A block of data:
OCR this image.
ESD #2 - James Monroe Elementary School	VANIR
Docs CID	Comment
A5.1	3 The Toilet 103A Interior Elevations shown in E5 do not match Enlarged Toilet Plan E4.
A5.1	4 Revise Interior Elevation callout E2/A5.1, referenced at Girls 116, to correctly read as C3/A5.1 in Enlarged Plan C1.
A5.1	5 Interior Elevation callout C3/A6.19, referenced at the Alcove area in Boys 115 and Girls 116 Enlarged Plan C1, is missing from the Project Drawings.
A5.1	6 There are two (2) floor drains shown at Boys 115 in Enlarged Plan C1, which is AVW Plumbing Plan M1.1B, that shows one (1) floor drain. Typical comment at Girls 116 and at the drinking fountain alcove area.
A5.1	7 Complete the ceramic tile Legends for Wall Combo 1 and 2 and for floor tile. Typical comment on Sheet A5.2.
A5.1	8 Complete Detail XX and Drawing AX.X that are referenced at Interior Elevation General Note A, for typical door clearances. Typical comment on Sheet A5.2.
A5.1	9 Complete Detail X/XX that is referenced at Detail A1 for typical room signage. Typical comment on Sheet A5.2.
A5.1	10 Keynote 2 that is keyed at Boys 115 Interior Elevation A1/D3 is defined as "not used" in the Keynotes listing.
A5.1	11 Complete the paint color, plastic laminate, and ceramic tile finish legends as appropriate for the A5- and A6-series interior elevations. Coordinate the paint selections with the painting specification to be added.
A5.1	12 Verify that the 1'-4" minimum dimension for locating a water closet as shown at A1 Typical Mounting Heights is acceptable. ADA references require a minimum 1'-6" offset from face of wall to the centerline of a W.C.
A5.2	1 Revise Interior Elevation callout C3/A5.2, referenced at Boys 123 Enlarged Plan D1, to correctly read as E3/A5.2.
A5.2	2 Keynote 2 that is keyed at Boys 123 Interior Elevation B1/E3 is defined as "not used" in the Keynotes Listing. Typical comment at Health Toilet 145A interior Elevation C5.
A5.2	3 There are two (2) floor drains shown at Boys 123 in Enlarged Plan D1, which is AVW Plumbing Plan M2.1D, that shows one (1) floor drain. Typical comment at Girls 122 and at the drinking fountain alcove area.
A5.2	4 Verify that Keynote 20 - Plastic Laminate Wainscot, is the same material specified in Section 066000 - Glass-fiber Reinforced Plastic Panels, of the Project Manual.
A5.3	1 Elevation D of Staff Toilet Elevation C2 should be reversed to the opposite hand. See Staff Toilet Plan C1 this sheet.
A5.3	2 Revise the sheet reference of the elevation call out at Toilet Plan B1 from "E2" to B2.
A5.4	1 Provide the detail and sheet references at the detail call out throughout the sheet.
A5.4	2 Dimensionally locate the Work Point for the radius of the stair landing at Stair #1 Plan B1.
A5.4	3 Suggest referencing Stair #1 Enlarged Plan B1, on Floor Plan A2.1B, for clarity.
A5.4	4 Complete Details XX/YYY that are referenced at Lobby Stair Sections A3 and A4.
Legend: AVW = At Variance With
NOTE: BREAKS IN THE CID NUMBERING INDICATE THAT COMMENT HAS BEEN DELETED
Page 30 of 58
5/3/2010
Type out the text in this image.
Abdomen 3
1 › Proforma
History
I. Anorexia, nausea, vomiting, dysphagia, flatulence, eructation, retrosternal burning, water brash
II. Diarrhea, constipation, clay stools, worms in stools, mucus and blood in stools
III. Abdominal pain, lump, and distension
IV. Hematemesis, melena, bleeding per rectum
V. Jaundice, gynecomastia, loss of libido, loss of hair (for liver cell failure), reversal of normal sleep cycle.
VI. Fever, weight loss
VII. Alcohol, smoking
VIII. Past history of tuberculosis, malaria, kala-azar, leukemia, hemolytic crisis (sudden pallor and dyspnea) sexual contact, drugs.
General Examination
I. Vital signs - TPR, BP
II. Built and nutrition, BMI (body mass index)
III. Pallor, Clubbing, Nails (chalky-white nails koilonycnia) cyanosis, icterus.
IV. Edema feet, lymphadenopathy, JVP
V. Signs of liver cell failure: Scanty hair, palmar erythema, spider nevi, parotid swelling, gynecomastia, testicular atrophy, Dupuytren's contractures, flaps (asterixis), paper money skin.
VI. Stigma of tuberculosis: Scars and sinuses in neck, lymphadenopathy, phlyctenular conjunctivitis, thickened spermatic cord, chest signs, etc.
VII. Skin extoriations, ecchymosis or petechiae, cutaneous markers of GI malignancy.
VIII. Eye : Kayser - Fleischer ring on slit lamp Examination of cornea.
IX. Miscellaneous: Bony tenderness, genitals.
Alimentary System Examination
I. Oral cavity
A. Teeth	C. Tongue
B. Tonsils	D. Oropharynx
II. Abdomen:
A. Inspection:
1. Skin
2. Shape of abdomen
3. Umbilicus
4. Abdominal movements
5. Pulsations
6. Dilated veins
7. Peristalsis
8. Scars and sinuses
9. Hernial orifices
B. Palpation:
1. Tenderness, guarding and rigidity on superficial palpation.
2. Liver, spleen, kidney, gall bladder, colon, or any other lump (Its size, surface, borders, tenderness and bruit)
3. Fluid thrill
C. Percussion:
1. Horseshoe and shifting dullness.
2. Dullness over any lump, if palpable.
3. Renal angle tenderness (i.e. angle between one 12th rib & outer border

(Exercise):
Scan the entries above. Copy each line that has the string "Verify".

(Answer):
A5.1	12 Verify that the 1'-4" minimum dimension for locating a water closet as shown at A1 Typical Mounting Heights is acceptable. ADA references require a minimum 1'-6" offset from face of wall to the centerline of a W.C.
A5.2	4 Verify that Keynote 20 - Plastic Laminate Wainscot, is the same material specified in Section 066000 - Glass-fiber Reinforced Plastic Panels, of the Project Manual.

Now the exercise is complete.